Give all of the lines again, with nothing added or dropped.

::::

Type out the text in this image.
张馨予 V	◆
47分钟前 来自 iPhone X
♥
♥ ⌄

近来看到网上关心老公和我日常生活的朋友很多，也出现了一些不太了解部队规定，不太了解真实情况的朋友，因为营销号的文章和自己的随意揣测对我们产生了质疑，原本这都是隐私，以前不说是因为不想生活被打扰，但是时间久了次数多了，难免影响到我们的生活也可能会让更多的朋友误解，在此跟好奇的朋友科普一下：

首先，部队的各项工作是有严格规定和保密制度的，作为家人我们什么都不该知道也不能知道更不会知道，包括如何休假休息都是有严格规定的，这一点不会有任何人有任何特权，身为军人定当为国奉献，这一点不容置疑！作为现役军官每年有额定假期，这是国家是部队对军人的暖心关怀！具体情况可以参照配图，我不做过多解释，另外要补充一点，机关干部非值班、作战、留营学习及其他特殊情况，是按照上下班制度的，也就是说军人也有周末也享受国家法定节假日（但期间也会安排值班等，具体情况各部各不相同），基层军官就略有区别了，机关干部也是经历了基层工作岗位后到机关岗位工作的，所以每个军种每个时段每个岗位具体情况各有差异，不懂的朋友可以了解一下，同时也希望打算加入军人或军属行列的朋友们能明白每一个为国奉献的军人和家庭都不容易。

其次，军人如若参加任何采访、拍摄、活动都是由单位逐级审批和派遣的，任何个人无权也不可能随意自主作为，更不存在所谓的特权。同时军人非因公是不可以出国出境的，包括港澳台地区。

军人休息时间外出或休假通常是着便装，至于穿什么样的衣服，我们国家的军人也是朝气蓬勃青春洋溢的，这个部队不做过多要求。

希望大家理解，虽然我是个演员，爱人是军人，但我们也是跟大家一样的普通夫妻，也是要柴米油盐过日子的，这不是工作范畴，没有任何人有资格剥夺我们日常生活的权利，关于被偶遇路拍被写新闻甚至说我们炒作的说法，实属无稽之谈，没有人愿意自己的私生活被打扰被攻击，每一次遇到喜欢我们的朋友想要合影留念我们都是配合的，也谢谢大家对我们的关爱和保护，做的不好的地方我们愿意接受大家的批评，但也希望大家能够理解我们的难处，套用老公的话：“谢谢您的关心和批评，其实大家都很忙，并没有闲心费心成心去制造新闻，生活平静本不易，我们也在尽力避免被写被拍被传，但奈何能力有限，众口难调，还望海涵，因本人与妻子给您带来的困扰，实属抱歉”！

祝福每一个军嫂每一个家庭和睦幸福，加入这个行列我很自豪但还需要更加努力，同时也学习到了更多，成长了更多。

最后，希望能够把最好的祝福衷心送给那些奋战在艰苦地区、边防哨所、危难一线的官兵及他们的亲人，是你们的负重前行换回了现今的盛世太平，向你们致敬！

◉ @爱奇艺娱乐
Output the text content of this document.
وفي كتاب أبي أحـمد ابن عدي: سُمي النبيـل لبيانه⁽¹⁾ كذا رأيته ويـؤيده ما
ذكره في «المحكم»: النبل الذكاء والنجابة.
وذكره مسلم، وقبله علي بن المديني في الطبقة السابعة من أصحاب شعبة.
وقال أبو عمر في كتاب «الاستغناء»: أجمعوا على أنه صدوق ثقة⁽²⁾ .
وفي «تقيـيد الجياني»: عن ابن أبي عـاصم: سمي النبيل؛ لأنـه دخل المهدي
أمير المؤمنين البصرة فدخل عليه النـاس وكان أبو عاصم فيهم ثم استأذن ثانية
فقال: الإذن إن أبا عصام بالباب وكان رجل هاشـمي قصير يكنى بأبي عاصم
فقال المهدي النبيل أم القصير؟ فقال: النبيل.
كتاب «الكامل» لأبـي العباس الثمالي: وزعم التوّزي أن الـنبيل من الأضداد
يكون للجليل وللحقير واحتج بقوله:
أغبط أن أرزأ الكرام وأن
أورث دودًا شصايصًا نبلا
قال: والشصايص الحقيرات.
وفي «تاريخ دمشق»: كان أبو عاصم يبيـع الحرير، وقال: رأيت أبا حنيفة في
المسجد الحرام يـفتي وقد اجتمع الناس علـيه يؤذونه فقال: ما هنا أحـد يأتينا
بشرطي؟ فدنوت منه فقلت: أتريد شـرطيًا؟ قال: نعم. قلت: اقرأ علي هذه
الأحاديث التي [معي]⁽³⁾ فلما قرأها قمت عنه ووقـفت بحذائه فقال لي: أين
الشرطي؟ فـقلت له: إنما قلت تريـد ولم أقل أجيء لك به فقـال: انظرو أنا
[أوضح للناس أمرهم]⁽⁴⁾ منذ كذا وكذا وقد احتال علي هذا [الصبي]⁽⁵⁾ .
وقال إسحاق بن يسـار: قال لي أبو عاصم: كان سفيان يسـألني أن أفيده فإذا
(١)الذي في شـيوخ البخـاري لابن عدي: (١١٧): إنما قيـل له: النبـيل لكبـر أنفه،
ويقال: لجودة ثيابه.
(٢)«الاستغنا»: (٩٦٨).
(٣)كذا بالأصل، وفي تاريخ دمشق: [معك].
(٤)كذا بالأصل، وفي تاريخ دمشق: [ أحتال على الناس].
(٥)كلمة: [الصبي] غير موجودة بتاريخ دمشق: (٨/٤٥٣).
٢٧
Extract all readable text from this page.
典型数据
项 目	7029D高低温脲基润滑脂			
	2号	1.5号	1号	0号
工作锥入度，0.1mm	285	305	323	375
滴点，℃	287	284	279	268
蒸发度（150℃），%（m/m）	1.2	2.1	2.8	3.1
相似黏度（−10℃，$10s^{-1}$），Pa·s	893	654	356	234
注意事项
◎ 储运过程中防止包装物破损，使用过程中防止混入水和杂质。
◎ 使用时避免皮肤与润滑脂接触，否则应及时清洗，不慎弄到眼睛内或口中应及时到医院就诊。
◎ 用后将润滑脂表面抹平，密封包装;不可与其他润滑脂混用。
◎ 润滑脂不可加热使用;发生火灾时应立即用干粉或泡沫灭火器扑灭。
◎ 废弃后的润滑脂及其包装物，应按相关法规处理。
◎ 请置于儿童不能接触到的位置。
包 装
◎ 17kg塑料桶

::::

_In response_
Type out the text in this image.
张馨予 V	◆
47分钟前 来自 iPhone X
♥
♥ ⌄

近来看到网上关心老公和我日常生活的朋友很多，也出现了一些不太了解部队规定，不太了解真实情况的朋友，因为营销号的文章和自己的随意揣测对我们产生了质疑，原本这都是隐私，以前不说是因为不想生活被打扰，但是时间久了次数多了，难免影响到我们的生活也可能会让更多的朋友误解，在此跟好奇的朋友科普一下：

首先，部队的各项工作是有严格规定和保密制度的，作为家人我们什么都不该知道也不能知道更不会知道，包括如何休假休息都是有严格规定的，这一点不会有任何人有任何特权，身为军人定当为国奉献，这一点不容置疑！作为现役军官每年有额定假期，这是国家是部队对军人的暖心关怀！具体情况可以参照配图，我不做过多解释，另外要补充一点，机关干部非值班、作战、留营学习及其他特殊情况，是按照上下班制度的，也就是说军人也有周末也享受国家法定节假日（但期间也会安排值班等，具体情况各部各不相同），基层军官就略有区别了，机关干部也是经历了基层工作岗位后到机关岗位工作的，所以每个军种每个时段每个岗位具体情况各有差异，不懂的朋友可以了解一下，同时也希望打算加入军人或军属行列的朋友们能明白每一个为国奉献的军人和家庭都不容易。

其次，军人如若参加任何采访、拍摄、活动都是由单位逐级审批和派遣的，任何个人无权也不可能随意自主作为，更不存在所谓的特权。同时军人非因公是不可以出国出境的，包括港澳台地区。

军人休息时间外出或休假通常是着便装，至于穿什么样的衣服，我们国家的军人也是朝气蓬勃青春洋溢的，这个部队不做过多要求。

希望大家理解，虽然我是个演员，爱人是军人，但我们也是跟大家一样的普通夫妻，也是要柴米油盐过日子的，这不是工作范畴，没有任何人有资格剥夺我们日常生活的权利，关于被偶遇路拍被写新闻甚至说我们炒作的说法，实属无稽之谈，没有人愿意自己的私生活被打扰被攻击，每一次遇到喜欢我们的朋友想要合影留念我们都是配合的，也谢谢大家对我们的关爱和保护，做的不好的地方我们愿意接受大家的批评，但也希望大家能够理解我们的难处，套用老公的话：“谢谢您的关心和批评，其实大家都很忙，并没有闲心费心成心去制造新闻，生活平静本不易，我们也在尽力避免被写被拍被传，但奈何能力有限，众口难调，还望海涵，因本人与妻子给您带来的困扰，实属抱歉”！

祝福每一个军嫂每一个家庭和睦幸福，加入这个行列我很自豪但还需要更加努力，同时也学习到了更多，成长了更多。

最后，希望能够把最好的祝福衷心送给那些奋战在艰苦地区、边防哨所、危难一线的官兵及他们的亲人，是你们的负重前行换回了现今的盛世太平，向你们致敬！

◉ @爱奇艺娱乐
Output the text content of this document.
وفي كتاب أبي أحـمد ابن عدي: سُمي النبيـل لبيانه⁽¹⁾ كذا رأيته ويـؤيده ما
ذكره في «المحكم»: النبل الذكاء والنجابة.
وذكره مسلم، وقبله علي بن المديني في الطبقة السابعة من أصحاب شعبة.
وقال أبو عمر في كتاب «الاستغناء»: أجمعوا على أنه صدوق ثقة⁽²⁾ .
وفي «تقيـيد الجياني»: عن ابن أبي عـاصم: سمي النبيل؛ لأنـه دخل المهدي
أمير المؤمنين البصرة فدخل عليه النـاس وكان أبو عاصم فيهم ثم استأذن ثانية
فقال: الإذن إن أبا عصام بالباب وكان رجل هاشـمي قصير يكنى بأبي عاصم
فقال المهدي النبيل أم القصير؟ فقال: النبيل.
كتاب «الكامل» لأبـي العباس الثمالي: وزعم التوّزي أن الـنبيل من الأضداد
يكون للجليل وللحقير واحتج بقوله:
أغبط أن أرزأ الكرام وأن
أورث دودًا شصايصًا نبلا
قال: والشصايص الحقيرات.
وفي «تاريخ دمشق»: كان أبو عاصم يبيـع الحرير، وقال: رأيت أبا حنيفة في
المسجد الحرام يـفتي وقد اجتمع الناس علـيه يؤذونه فقال: ما هنا أحـد يأتينا
بشرطي؟ فدنوت منه فقلت: أتريد شـرطيًا؟ قال: نعم. قلت: اقرأ علي هذه
الأحاديث التي [معي]⁽³⁾ فلما قرأها قمت عنه ووقـفت بحذائه فقال لي: أين
الشرطي؟ فـقلت له: إنما قلت تريـد ولم أقل أجيء لك به فقـال: انظرو أنا
[أوضح للناس أمرهم]⁽⁴⁾ منذ كذا وكذا وقد احتال علي هذا [الصبي]⁽⁵⁾ .
وقال إسحاق بن يسـار: قال لي أبو عاصم: كان سفيان يسـألني أن أفيده فإذا
(١)الذي في شـيوخ البخـاري لابن عدي: (١١٧): إنما قيـل له: النبـيل لكبـر أنفه،
ويقال: لجودة ثيابه.
(٢)«الاستغنا»: (٩٦٨).
(٣)كذا بالأصل، وفي تاريخ دمشق: [معك].
(٤)كذا بالأصل، وفي تاريخ دمشق: [ أحتال على الناس].
(٥)كلمة: [الصبي] غير موجودة بتاريخ دمشق: (٨/٤٥٣).
٢٧
Extract all readable text from this page.
典型数据
项 目	7029D高低温脲基润滑脂			
	2号	1.5号	1号	0号
工作锥入度，0.1mm	285	305	323	375
滴点，℃	287	284	279	268
蒸发度（150℃），%（m/m）	1.2	2.1	2.8	3.1
相似黏度（−10℃，$10s^{-1}$），Pa·s	893	654	356	234
注意事项
◎ 储运过程中防止包装物破损，使用过程中防止混入水和杂质。
◎ 使用时避免皮肤与润滑脂接触，否则应及时清洗，不慎弄到眼睛内或口中应及时到医院就诊。
◎ 用后将润滑脂表面抹平，密封包装;不可与其他润滑脂混用。
◎ 润滑脂不可加热使用;发生火灾时应立即用干粉或泡沫灭火器扑灭。
◎ 废弃后的润滑脂及其包装物，应按相关法规处理。
◎ 请置于儿童不能接触到的位置。
包 装
◎ 17kg塑料桶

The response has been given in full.